* Start QUOTED TEXT *

# Illinois CCL Holder: My CCL was Revoked Under Threat of a Warrant



## BackyardCowboy (Aug 27, 2014)

https://www.thetruthaboutguns.com/2...my-ccl-was-revoked-under-threat-of-a-warrant/


----------



## tony pasley (May 6, 2006)

Welcome to the Peoples Republic of Illinois


----------



## Goldwing (Nov 5, 2014)

My CCW training in Wisconsin was fast and dirty. Four hours, no range time, the only guns were rubber Glock 17s. I wonder why Illinois doesn't allow reciprocity With Wisconsin???

GW


----------



## hillman (Jul 27, 2014)

Stems directly from the existence of the law.


----------



## pblanc (Mar 3, 2015)

Goldwing said:


> My CCW training in Wisconsin was fast and dirty. Four hours, no range time, the only guns were rubber Glock 17s. I wonder why Illinois doesn't allow reciprocity With Wisconsin???
> 
> GW


Illinois does not recognize concealed carry permits from any other state. Furthermore, they will only allow residents of a handful of states to even apply for an Illinois non-resident permit.


----------



## BackyardCowboy (Aug 27, 2014)

He lost his CCW due to the person he obtained the training from. 
Always be careful of who you pay to train you.


----------

* End QUOTED TEXT *

• GIVEN INSTRUCTION:
In the forum thread about the revoked Illinois permit, why did the holder lose his CCW, and what advice does that lead to? You won't need the rows for anything here.

* Start DATASET ROWS *

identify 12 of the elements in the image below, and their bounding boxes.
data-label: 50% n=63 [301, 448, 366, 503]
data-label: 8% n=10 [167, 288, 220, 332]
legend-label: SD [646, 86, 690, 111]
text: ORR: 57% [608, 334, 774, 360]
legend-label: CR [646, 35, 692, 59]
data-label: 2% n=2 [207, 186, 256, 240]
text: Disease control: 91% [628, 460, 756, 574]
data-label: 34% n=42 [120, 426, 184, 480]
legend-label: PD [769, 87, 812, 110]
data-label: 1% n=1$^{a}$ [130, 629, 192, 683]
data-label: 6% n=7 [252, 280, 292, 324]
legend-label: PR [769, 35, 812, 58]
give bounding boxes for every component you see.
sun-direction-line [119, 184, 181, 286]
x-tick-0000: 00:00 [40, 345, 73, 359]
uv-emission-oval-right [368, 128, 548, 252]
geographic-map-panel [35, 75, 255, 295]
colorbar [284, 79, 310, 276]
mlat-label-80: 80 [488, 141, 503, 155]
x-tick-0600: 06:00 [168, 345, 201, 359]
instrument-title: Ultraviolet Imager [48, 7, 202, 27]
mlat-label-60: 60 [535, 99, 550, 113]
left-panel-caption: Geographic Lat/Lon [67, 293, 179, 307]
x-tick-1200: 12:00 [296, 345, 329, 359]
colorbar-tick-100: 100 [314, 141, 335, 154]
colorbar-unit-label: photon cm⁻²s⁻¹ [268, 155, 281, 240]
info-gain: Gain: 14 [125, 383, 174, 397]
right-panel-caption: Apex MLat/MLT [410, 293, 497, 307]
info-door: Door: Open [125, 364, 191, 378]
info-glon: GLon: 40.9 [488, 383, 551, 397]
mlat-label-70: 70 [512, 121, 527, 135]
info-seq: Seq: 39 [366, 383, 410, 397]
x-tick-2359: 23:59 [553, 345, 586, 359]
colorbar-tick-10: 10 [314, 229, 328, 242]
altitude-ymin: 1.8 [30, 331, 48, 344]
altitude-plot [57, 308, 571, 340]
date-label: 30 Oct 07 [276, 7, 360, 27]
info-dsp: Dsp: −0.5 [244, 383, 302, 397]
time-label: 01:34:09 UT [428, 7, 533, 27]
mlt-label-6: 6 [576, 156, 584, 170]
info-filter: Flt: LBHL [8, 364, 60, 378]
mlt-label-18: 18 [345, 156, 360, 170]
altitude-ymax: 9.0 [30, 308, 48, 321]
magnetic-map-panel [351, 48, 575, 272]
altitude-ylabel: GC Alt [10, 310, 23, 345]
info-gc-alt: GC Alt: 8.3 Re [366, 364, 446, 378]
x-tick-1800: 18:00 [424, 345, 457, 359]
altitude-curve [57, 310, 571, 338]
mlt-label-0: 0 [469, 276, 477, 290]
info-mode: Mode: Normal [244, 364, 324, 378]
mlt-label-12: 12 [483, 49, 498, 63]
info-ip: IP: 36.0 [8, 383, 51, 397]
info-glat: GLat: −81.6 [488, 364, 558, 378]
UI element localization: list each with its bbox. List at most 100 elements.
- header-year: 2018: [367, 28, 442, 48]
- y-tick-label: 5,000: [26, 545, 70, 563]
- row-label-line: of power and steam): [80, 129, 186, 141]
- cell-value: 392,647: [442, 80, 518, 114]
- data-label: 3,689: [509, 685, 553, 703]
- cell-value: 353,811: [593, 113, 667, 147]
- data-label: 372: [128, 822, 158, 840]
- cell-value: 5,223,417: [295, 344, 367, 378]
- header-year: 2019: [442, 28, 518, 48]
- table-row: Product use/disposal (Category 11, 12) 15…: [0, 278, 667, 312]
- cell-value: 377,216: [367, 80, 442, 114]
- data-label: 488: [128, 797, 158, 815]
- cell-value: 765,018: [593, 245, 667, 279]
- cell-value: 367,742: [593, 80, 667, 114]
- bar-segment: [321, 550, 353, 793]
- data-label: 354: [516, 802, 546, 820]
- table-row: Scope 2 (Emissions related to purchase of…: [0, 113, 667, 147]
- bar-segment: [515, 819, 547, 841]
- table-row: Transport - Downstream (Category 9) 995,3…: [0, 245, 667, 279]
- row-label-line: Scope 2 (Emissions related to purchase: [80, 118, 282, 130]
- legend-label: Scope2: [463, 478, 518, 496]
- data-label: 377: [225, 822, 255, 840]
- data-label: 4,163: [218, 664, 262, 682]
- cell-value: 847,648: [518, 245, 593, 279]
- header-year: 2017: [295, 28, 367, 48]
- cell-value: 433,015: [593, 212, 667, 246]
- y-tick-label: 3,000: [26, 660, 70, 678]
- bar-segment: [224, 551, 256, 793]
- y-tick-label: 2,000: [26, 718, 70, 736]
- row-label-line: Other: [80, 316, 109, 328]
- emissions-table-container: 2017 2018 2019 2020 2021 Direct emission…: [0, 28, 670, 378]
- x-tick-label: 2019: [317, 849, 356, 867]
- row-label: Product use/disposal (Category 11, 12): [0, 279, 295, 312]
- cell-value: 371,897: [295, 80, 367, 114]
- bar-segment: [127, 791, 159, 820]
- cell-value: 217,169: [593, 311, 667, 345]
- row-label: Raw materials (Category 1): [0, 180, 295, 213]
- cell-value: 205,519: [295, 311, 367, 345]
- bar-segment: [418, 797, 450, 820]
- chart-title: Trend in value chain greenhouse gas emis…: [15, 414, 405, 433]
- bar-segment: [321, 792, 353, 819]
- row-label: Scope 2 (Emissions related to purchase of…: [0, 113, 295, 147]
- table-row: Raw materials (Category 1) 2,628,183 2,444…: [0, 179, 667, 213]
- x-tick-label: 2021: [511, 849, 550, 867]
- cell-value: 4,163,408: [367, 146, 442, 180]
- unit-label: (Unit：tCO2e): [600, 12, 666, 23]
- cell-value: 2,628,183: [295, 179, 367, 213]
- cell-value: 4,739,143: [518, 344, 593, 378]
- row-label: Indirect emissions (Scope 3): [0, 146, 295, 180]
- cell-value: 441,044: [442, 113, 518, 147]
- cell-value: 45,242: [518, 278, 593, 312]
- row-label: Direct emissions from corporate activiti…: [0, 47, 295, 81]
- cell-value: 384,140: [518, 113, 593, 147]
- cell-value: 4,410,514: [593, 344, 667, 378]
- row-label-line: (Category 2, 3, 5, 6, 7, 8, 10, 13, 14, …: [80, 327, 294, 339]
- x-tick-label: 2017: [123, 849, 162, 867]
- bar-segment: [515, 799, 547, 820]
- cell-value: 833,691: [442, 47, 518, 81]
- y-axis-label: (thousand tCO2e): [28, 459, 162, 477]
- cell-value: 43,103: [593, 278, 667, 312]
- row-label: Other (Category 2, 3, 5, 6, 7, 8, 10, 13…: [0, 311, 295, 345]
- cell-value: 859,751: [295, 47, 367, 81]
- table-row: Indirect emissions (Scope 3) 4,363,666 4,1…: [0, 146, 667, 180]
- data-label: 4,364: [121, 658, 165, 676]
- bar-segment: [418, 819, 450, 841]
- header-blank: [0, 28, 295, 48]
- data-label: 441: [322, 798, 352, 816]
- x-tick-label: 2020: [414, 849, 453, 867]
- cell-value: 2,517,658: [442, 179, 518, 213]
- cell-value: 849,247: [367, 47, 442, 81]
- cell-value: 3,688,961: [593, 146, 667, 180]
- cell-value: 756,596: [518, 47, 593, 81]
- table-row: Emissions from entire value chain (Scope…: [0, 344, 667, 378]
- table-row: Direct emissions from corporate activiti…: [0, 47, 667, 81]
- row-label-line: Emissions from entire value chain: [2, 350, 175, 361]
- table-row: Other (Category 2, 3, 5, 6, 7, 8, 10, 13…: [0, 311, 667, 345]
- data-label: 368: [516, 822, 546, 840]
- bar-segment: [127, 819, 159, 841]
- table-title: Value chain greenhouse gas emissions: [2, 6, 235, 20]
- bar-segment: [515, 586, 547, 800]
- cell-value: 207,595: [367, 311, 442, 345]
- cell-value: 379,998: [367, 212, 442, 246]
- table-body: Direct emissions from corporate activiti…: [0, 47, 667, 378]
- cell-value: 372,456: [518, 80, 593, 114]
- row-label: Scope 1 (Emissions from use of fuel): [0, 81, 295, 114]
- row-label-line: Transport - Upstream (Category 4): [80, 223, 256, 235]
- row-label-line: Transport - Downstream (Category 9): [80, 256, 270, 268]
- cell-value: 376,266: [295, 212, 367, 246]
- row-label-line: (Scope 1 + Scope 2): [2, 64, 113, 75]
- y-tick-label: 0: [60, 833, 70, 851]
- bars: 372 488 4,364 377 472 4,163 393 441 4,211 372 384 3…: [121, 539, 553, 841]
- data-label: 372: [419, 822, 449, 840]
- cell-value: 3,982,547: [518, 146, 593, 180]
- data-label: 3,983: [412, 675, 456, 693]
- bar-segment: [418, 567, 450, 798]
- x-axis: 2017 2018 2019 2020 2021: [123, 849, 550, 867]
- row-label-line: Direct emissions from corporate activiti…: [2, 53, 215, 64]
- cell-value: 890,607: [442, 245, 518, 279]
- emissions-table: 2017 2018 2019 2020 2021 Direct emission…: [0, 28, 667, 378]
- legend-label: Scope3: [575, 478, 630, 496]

* End DATASET ROWS *

• EXPECTED ANSWER:
He lost his CCW because of the person he got his training from. That leads to the advice to always be careful about whom you pay to train you.